SHORT PROBLEM> Reproduce the following material exactly, including every line.

INPUT ROWS>
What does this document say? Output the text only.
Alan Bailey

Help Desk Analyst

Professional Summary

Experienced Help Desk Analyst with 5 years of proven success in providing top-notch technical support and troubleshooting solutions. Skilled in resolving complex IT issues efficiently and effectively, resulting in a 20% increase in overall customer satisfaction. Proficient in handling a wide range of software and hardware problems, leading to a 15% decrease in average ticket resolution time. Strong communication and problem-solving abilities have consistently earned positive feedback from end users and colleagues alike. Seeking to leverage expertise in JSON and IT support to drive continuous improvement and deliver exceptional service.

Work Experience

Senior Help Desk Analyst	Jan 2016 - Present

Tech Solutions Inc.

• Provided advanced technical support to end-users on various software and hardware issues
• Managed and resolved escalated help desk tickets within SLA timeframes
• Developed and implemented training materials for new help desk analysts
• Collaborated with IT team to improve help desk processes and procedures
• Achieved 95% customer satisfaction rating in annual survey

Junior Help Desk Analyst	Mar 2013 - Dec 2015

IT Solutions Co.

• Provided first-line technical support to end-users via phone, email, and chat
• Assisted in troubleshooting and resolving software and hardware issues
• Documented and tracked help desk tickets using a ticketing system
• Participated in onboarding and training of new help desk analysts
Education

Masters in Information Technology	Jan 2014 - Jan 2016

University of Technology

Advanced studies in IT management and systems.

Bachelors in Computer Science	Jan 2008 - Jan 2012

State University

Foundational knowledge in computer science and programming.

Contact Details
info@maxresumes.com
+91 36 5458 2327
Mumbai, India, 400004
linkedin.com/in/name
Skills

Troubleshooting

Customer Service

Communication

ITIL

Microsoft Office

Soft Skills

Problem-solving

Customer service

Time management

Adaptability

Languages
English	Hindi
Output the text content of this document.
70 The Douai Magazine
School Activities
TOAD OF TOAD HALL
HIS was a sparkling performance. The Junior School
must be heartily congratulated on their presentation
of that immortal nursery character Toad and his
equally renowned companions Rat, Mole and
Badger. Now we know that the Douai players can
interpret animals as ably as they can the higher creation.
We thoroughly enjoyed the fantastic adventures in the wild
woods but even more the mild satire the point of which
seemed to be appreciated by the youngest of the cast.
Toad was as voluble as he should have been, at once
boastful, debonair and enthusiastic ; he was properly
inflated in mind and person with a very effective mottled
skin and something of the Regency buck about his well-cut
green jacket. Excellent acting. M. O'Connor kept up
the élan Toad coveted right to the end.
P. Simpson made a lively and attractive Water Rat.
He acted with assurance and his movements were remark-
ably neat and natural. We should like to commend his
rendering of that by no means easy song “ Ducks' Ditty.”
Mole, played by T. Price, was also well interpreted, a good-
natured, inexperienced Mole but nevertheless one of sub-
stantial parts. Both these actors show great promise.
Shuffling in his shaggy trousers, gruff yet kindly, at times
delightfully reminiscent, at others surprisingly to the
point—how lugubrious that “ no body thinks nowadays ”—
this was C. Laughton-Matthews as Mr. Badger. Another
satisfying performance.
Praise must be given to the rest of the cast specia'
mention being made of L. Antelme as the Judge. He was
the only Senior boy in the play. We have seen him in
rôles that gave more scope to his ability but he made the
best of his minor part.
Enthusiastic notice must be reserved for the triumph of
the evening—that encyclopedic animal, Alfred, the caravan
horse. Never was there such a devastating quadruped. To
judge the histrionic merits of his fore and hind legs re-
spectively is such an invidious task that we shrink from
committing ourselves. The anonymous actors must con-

RESPONSE>
What does this document say? Output the text only.
Alan Bailey

Help Desk Analyst

Professional Summary

Experienced Help Desk Analyst with 5 years of proven success in providing top-notch technical support and troubleshooting solutions. Skilled in resolving complex IT issues efficiently and effectively, resulting in a 20% increase in overall customer satisfaction. Proficient in handling a wide range of software and hardware problems, leading to a 15% decrease in average ticket resolution time. Strong communication and problem-solving abilities have consistently earned positive feedback from end users and colleagues alike. Seeking to leverage expertise in JSON and IT support to drive continuous improvement and deliver exceptional service.

Work Experience

Senior Help Desk Analyst	Jan 2016 - Present

Tech Solutions Inc.

• Provided advanced technical support to end-users on various software and hardware issues
• Managed and resolved escalated help desk tickets within SLA timeframes
• Developed and implemented training materials for new help desk analysts
• Collaborated with IT team to improve help desk processes and procedures
• Achieved 95% customer satisfaction rating in annual survey

Junior Help Desk Analyst	Mar 2013 - Dec 2015

IT Solutions Co.

• Provided first-line technical support to end-users via phone, email, and chat
• Assisted in troubleshooting and resolving software and hardware issues
• Documented and tracked help desk tickets using a ticketing system
• Participated in onboarding and training of new help desk analysts
Education

Masters in Information Technology	Jan 2014 - Jan 2016

University of Technology

Advanced studies in IT management and systems.

Bachelors in Computer Science	Jan 2008 - Jan 2012

State University

Foundational knowledge in computer science and programming.

Contact Details
info@maxresumes.com
+91 36 5458 2327
Mumbai, India, 400004
linkedin.com/in/name
Skills

Troubleshooting

Customer Service

Communication

ITIL

Microsoft Office

Soft Skills

Problem-solving

Customer service

Time management

Adaptability

Languages
English	Hindi
Output the text content of this document.
70 The Douai Magazine
School Activities
TOAD OF TOAD HALL
HIS was a sparkling performance. The Junior School
must be heartily congratulated on their presentation
of that immortal nursery character Toad and his
equally renowned companions Rat, Mole and
Badger. Now we know that the Douai players can
interpret animals as ably as they can the higher creation.
We thoroughly enjoyed the fantastic adventures in the wild
woods but even more the mild satire the point of which
seemed to be appreciated by the youngest of the cast.
Toad was as voluble as he should have been, at once
boastful, debonair and enthusiastic ; he was properly
inflated in mind and person with a very effective mottled
skin and something of the Regency buck about his well-cut
green jacket. Excellent acting. M. O'Connor kept up
the élan Toad coveted right to the end.
P. Simpson made a lively and attractive Water Rat.
He acted with assurance and his movements were remark-
ably neat and natural. We should like to commend his
rendering of that by no means easy song “ Ducks' Ditty.”
Mole, played by T. Price, was also well interpreted, a good-
natured, inexperienced Mole but nevertheless one of sub-
stantial parts. Both these actors show great promise.
Shuffling in his shaggy trousers, gruff yet kindly, at times
delightfully reminiscent, at others surprisingly to the
point—how lugubrious that “ no body thinks nowadays ”—
this was C. Laughton-Matthews as Mr. Badger. Another
satisfying performance.
Praise must be given to the rest of the cast specia'
mention being made of L. Antelme as the Judge. He was
the only Senior boy in the play. We have seen him in
rôles that gave more scope to his ability but he made the
best of his minor part.
Enthusiastic notice must be reserved for the triumph of
the evening—that encyclopedic animal, Alfred, the caravan
horse. Never was there such a devastating quadruped. To
judge the histrionic merits of his fore and hind legs re-
spectively is such an invidious task that we shrink from
committing ourselves. The anonymous actors must con-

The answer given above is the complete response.